Requirements: Determine the number of lines where "Daily" occurs and reply with that number by itself.

══ Data rows

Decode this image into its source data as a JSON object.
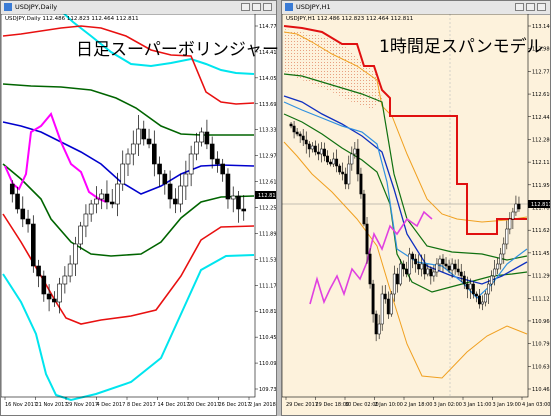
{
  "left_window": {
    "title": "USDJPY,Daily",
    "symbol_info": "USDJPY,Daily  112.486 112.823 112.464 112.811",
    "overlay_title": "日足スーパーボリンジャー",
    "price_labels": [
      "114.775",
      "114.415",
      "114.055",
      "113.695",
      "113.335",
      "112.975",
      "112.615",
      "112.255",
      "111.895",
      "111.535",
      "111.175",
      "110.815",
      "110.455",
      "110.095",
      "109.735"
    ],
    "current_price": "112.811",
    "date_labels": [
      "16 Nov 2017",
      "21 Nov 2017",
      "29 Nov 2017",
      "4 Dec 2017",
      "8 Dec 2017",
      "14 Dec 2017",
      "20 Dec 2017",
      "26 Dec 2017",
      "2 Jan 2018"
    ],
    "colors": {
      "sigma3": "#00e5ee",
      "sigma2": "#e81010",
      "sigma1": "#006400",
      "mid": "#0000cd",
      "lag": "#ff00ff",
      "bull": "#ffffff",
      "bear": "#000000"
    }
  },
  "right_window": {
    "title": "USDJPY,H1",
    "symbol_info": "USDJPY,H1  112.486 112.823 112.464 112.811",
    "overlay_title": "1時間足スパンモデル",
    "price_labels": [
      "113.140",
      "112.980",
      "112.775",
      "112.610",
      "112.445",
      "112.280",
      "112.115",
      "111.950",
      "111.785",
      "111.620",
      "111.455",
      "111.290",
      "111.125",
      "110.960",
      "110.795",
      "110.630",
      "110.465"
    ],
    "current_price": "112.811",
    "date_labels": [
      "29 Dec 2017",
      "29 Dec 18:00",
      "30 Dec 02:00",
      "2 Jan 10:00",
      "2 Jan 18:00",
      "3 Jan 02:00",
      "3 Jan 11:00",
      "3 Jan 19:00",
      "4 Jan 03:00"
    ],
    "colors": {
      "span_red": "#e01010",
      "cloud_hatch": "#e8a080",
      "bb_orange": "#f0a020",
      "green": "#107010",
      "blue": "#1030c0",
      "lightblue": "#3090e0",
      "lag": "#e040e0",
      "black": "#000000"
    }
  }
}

════

Exercise solution: 2